**Задания к упражнению:**
[a] Продублируйте часть отрывка текста: начните со слов «Нового не придумывалось, —» и остановитесь после слов «Васильевна была довольна.».
[b] Объясните по отрывку текста, за что Мишу Ривкина перевели из Барашево в Чистопольскую тюрьму.

**Отрывок текста:**
========

Нового не придумывалось, — все известное: поход в Главное управление исправительно-трудовых учреждений, письма и жалобы в многочисленные инстанции и т. д. А Софья Васильевна говорила: «Письмо в… бесполезно, это не та инстанция. Попробуйте туда-то, хотя вряд ли что-нибудь выйдет. Потом расскажете». Бывали и неожиданные ходы: каким-то образом родственникам политзаключенного Миши Ривкина, сидевшего сначала в Барашево (Мордовия), а потом за отказ снимать шапочку (он придерживался еврейских обрядов) переведенного в Чистопольскую тюрьму, удалось узнать телефон начальника зоны в Барашево. Я дозвонился и даже поговорил с начальником: почему нет писем, почему лишение свидания и т. д. Он, может быть от неожиданности, не оборвал разговора. Софья Васильевна была довольна.

========

**Листинг данных:**

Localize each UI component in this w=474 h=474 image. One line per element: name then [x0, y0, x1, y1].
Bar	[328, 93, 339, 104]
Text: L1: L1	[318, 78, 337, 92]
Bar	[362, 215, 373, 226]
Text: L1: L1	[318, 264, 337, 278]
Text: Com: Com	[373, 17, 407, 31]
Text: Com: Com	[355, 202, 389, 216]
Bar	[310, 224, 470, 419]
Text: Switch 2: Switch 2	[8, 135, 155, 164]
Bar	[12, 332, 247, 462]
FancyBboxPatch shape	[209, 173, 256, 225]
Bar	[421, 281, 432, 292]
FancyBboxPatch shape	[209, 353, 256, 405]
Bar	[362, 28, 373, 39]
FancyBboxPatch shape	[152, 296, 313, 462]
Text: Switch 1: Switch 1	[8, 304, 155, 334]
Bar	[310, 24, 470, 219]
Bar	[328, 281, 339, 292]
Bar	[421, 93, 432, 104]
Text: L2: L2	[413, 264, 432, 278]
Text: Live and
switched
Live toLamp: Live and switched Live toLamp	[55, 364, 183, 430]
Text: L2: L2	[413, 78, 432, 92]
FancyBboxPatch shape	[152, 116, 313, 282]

========

**Ответы:**
[a]
Нового не придумывалось, — все известное: поход в Главное управление исправительно-трудовых учреждений, письма и жалобы в многочисленные инстанции и т. д. А Софья Васильевна говорила: «Письмо в… бесполезно, это не та инстанция. Попробуйте туда-то, хотя вряд ли что-нибудь выйдет. Потом расскажете». Бывали и неожиданные ходы: каким-то образом родственникам политзаключенного Миши Ривкина, сидевшего сначала в Барашево (Мордовия), а потом за отказ снимать шапочку (он придерживался еврейских обрядов) переведенного в Чистопольскую тюрьму, удалось узнать телефон начальника зоны в Барашево. Я дозвонился и даже поговорил с начальником: почему нет писем, почему лишение свидания и т. д. Он, может быть от неожиданности, не оборвал разговора. Софья Васильевна была довольна.

[b] Мишу Ривкина перевели за отказ снимать шапочку. Он придерживался еврейских обрядов.